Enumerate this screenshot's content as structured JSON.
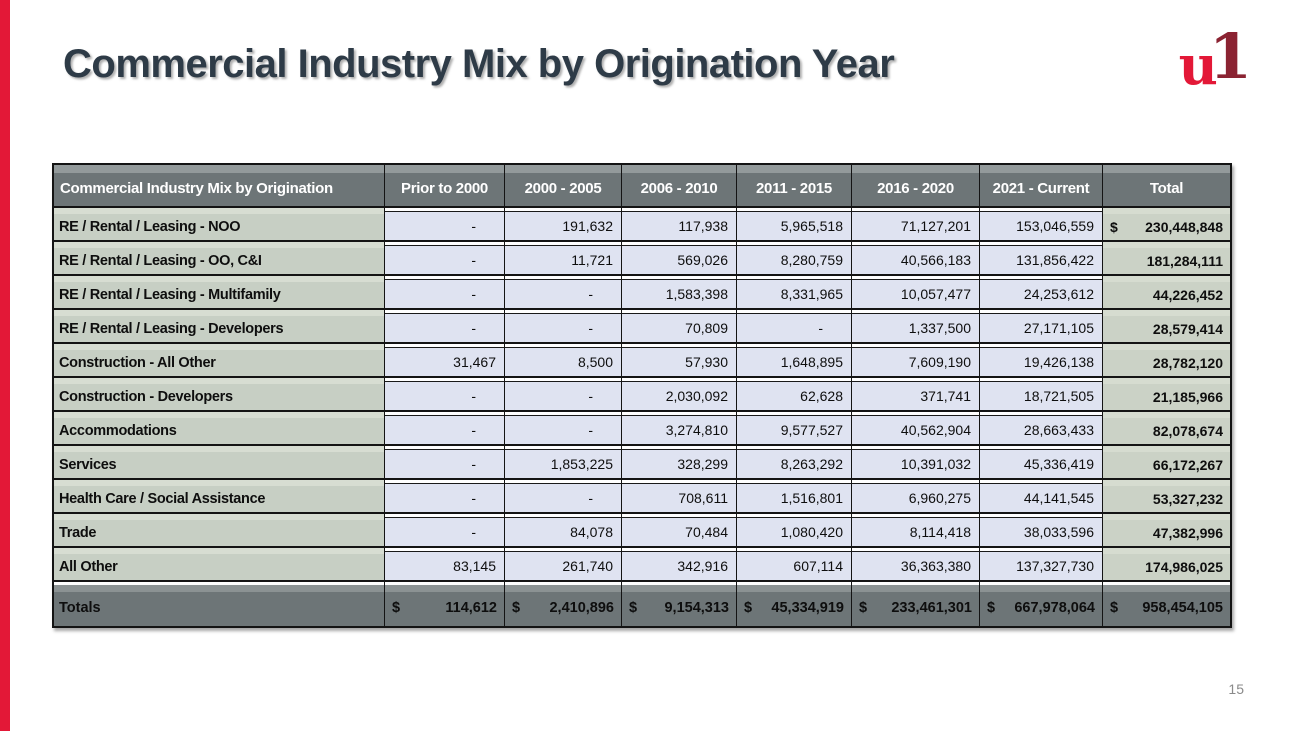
{
  "slide": {
    "title": "Commercial Industry Mix by Origination Year",
    "page_number": "15"
  },
  "logo": {
    "u": "u",
    "one": "1",
    "u_color": "#e31837",
    "one_color": "#8b2332"
  },
  "colors": {
    "accent_bar": "#e31837",
    "header_slate": "#6d7577",
    "label_sage": "#c7cfc4",
    "data_lavender": "#dfe3f1",
    "title_text": "#2e3b47"
  },
  "table": {
    "header": [
      "Commercial Industry Mix by Origination",
      "Prior to 2000",
      "2000 - 2005",
      "2006 - 2010",
      "2011 - 2015",
      "2016 - 2020",
      "2021 - Current",
      "Total"
    ],
    "rows": [
      {
        "label": "RE / Rental / Leasing - NOO",
        "values": [
          "-",
          "191,632",
          "117,938",
          "5,965,518",
          "71,127,201",
          "153,046,559"
        ],
        "total_prefix": "$",
        "total": "230,448,848"
      },
      {
        "label": "RE / Rental / Leasing - OO, C&I",
        "values": [
          "-",
          "11,721",
          "569,026",
          "8,280,759",
          "40,566,183",
          "131,856,422"
        ],
        "total": "181,284,111"
      },
      {
        "label": "RE / Rental / Leasing - Multifamily",
        "values": [
          "-",
          "-",
          "1,583,398",
          "8,331,965",
          "10,057,477",
          "24,253,612"
        ],
        "total": "44,226,452"
      },
      {
        "label": "RE / Rental / Leasing - Developers",
        "values": [
          "-",
          "-",
          "70,809",
          "-",
          "1,337,500",
          "27,171,105"
        ],
        "total": "28,579,414"
      },
      {
        "label": "Construction - All Other",
        "values": [
          "31,467",
          "8,500",
          "57,930",
          "1,648,895",
          "7,609,190",
          "19,426,138"
        ],
        "total": "28,782,120"
      },
      {
        "label": "Construction - Developers",
        "values": [
          "-",
          "-",
          "2,030,092",
          "62,628",
          "371,741",
          "18,721,505"
        ],
        "total": "21,185,966"
      },
      {
        "label": "Accommodations",
        "values": [
          "-",
          "-",
          "3,274,810",
          "9,577,527",
          "40,562,904",
          "28,663,433"
        ],
        "total": "82,078,674"
      },
      {
        "label": "Services",
        "values": [
          "-",
          "1,853,225",
          "328,299",
          "8,263,292",
          "10,391,032",
          "45,336,419"
        ],
        "total": "66,172,267"
      },
      {
        "label": "Health Care / Social Assistance",
        "values": [
          "-",
          "-",
          "708,611",
          "1,516,801",
          "6,960,275",
          "44,141,545"
        ],
        "total": "53,327,232"
      },
      {
        "label": "Trade",
        "values": [
          "-",
          "84,078",
          "70,484",
          "1,080,420",
          "8,114,418",
          "38,033,596"
        ],
        "total": "47,382,996"
      },
      {
        "label": "All Other",
        "values": [
          "83,145",
          "261,740",
          "342,916",
          "607,114",
          "36,363,380",
          "137,327,730"
        ],
        "total": "174,986,025"
      }
    ],
    "totals": {
      "label": "Totals",
      "currency": "$",
      "values": [
        "114,612",
        "2,410,896",
        "9,154,313",
        "45,334,919",
        "233,461,301",
        "667,978,064",
        "958,454,105"
      ]
    }
  }
}
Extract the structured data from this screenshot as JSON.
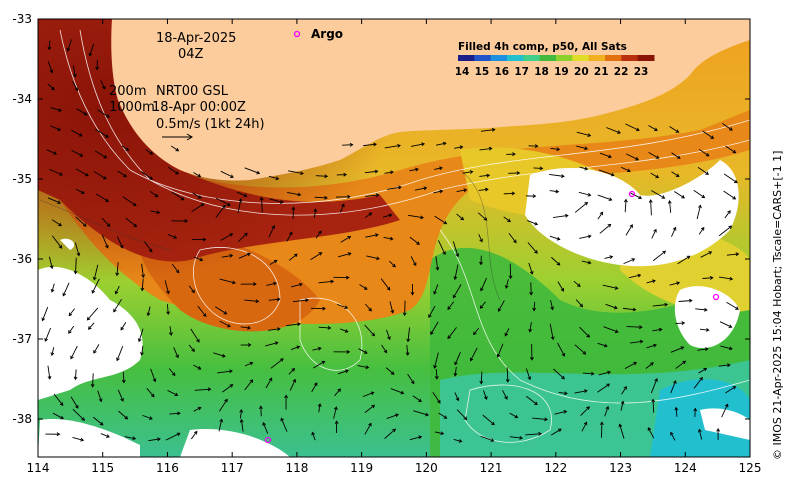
{
  "map": {
    "date": "18-Apr-2025",
    "time": "04Z",
    "depth_line1_a": "200m",
    "depth_line1_b": "NRT00 GSL",
    "depth_line2_a": "1000m",
    "depth_line2_b": "18-Apr 00:00Z",
    "scale_text": "0.5m/s (1kt 24h)",
    "argo_label": "Argo",
    "colorbar_title": "Filled 4h comp, p50, All Sats",
    "colorbar_ticks": [
      "14",
      "15",
      "16",
      "17",
      "18",
      "19",
      "20",
      "21",
      "22",
      "23"
    ],
    "colorbar_colors": [
      "#1a1f8a",
      "#1f55c8",
      "#1e90e0",
      "#22c0cf",
      "#3fcf8a",
      "#40b93c",
      "#8cd02c",
      "#e0dd2a",
      "#f0b020",
      "#e07010",
      "#b8300c",
      "#8a1408"
    ],
    "side_text": "© IMOS 21-Apr-2025 15:04 Hobart; Tscale=CARS+[-1 1]",
    "x_axis_ticks": [
      "114",
      "115",
      "116",
      "117",
      "118",
      "119",
      "120",
      "121",
      "122",
      "123",
      "124",
      "125"
    ],
    "y_axis_ticks": [
      "-33",
      "-34",
      "-35",
      "-36",
      "-37",
      "-38"
    ],
    "land_color": "#fccc9c",
    "cloud_color": "#ffffff",
    "argo_color": "#ff00ff"
  }
}
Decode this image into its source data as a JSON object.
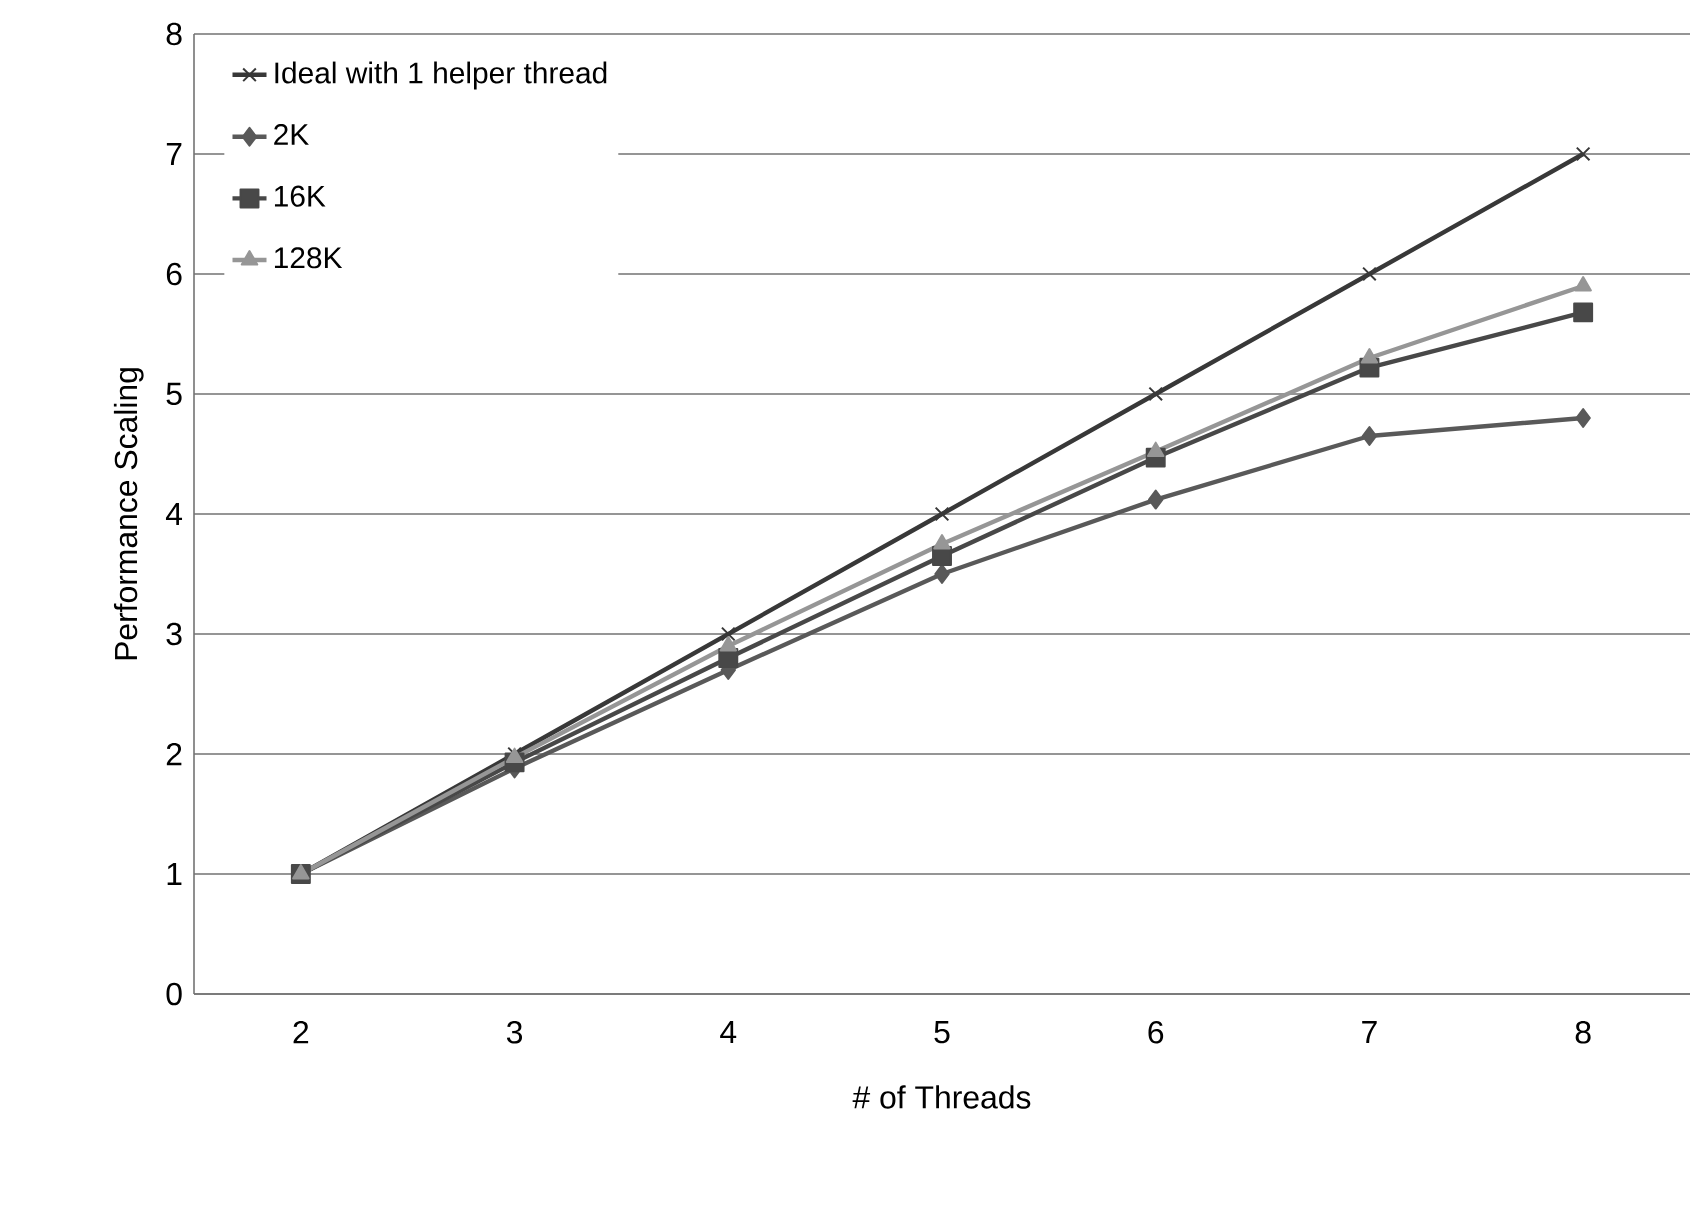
{
  "chart_data": {
    "type": "line",
    "xlabel": "# of Threads",
    "ylabel": "Performance Scaling",
    "categories": [
      "2",
      "3",
      "4",
      "5",
      "6",
      "7",
      "8"
    ],
    "ylim": [
      0,
      8
    ],
    "yticks": [
      0,
      1,
      2,
      3,
      4,
      5,
      6,
      7,
      8
    ],
    "grid": "y",
    "legend": "top left",
    "line_style": "solid",
    "series": [
      {
        "name": "Ideal with 1 helper thread",
        "color": "#383838",
        "marker": "cross",
        "values": [
          1,
          2,
          3,
          4,
          5,
          6,
          7
        ]
      },
      {
        "name": "2K",
        "color": "#595959",
        "marker": "diamond",
        "values": [
          1,
          1.88,
          2.7,
          3.5,
          4.12,
          4.65,
          4.8
        ]
      },
      {
        "name": "16K",
        "color": "#484848",
        "marker": "square",
        "values": [
          1,
          1.93,
          2.8,
          3.65,
          4.47,
          5.22,
          5.68
        ]
      },
      {
        "name": "128K",
        "color": "#969696",
        "marker": "triangle",
        "values": [
          1,
          1.97,
          2.9,
          3.75,
          4.52,
          5.3,
          5.9
        ]
      }
    ]
  }
}
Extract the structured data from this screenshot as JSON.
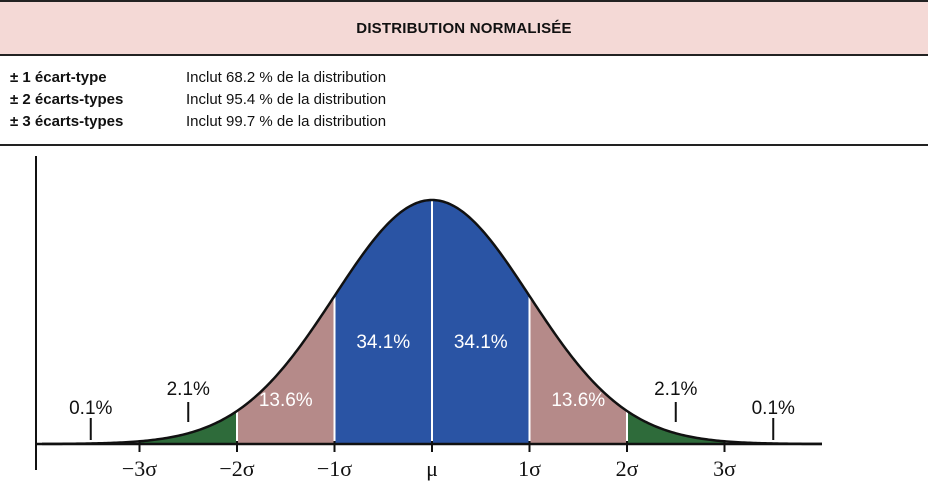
{
  "header": {
    "title": "DISTRIBUTION NORMALISÉE"
  },
  "legend": {
    "rows": [
      {
        "label": "± 1 écart-type",
        "text": "Inclut 68.2 % de la distribution"
      },
      {
        "label": "± 2 écarts-types",
        "text": "Inclut 95.4 % de la distribution"
      },
      {
        "label": "± 3 écarts-types",
        "text": "Inclut 99.7 % de la distribution"
      }
    ]
  },
  "colors": {
    "title_bg": "#f4d9d6",
    "band_1sd": "#2a54a4",
    "band_2sd": "#b58a89",
    "band_3sd": "#2e6b3a",
    "curve": "#111111"
  },
  "chart_data": {
    "type": "area",
    "title": "DISTRIBUTION NORMALISÉE",
    "xlabel": "",
    "ylabel": "",
    "xlim": [
      -4,
      4
    ],
    "x_ticks": [
      {
        "x": -3,
        "label": "−3σ"
      },
      {
        "x": -2,
        "label": "−2σ"
      },
      {
        "x": -1,
        "label": "−1σ"
      },
      {
        "x": 0,
        "label": "μ"
      },
      {
        "x": 1,
        "label": "1σ"
      },
      {
        "x": 2,
        "label": "2σ"
      },
      {
        "x": 3,
        "label": "3σ"
      }
    ],
    "bands": [
      {
        "from": -3,
        "to": -2,
        "percent": "2.1%",
        "color": "band_3sd",
        "label_outside": true,
        "pointer_x": -2.5
      },
      {
        "from": -2,
        "to": -1,
        "percent": "13.6%",
        "color": "band_2sd",
        "label_outside": false
      },
      {
        "from": -1,
        "to": 0,
        "percent": "34.1%",
        "color": "band_1sd",
        "label_outside": false
      },
      {
        "from": 0,
        "to": 1,
        "percent": "34.1%",
        "color": "band_1sd",
        "label_outside": false
      },
      {
        "from": 1,
        "to": 2,
        "percent": "13.6%",
        "color": "band_2sd",
        "label_outside": false
      },
      {
        "from": 2,
        "to": 3,
        "percent": "2.1%",
        "color": "band_3sd",
        "label_outside": true,
        "pointer_x": 2.5
      }
    ],
    "tails": [
      {
        "percent": "0.1%",
        "pointer_x": -3.5
      },
      {
        "percent": "0.1%",
        "pointer_x": 3.5
      }
    ]
  }
}
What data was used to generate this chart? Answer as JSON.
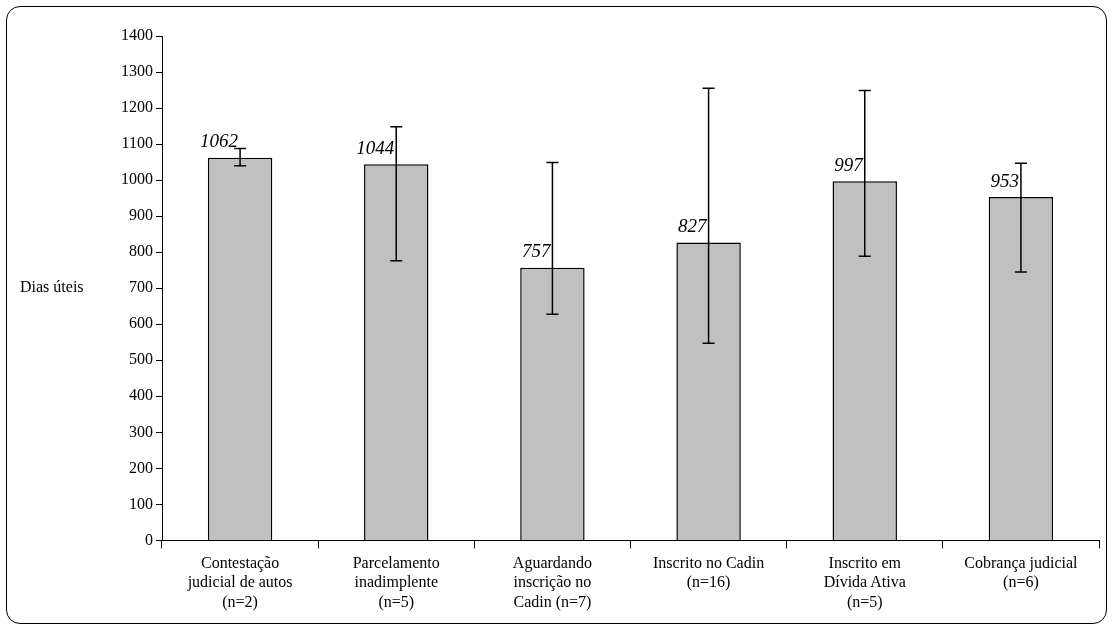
{
  "chart_data": {
    "type": "bar",
    "ylabel": "Dias úteis",
    "categories": [
      "Contestação judicial de autos (n=2)",
      "Parcelamento inadimplente (n=5)",
      "Aguardando inscrição no Cadin (n=7)",
      "Inscrito no Cadin (n=16)",
      "Inscrito em Dívida Ativa (n=5)",
      "Cobrança judicial (n=6)"
    ],
    "values": [
      1062,
      1044,
      757,
      827,
      997,
      953
    ],
    "errors": [
      [
        1040,
        1088
      ],
      [
        776,
        1148
      ],
      [
        628,
        1049
      ],
      [
        547,
        1255
      ],
      [
        789,
        1249
      ],
      [
        745,
        1047
      ]
    ],
    "color": "#c0c0c0",
    "data_labels": true,
    "ylim": [
      0,
      1400
    ],
    "yticks": [
      0,
      100,
      200,
      300,
      400,
      500,
      600,
      700,
      800,
      900,
      1000,
      1100,
      1200,
      1300,
      1400
    ],
    "grid": false,
    "legend": false
  }
}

****

Task to carry out:
Gather from the entries above all lines that include the string "écarts".

Task result:
        "label": "± 2 écarts-types",
        "label": "± 3 écarts-types",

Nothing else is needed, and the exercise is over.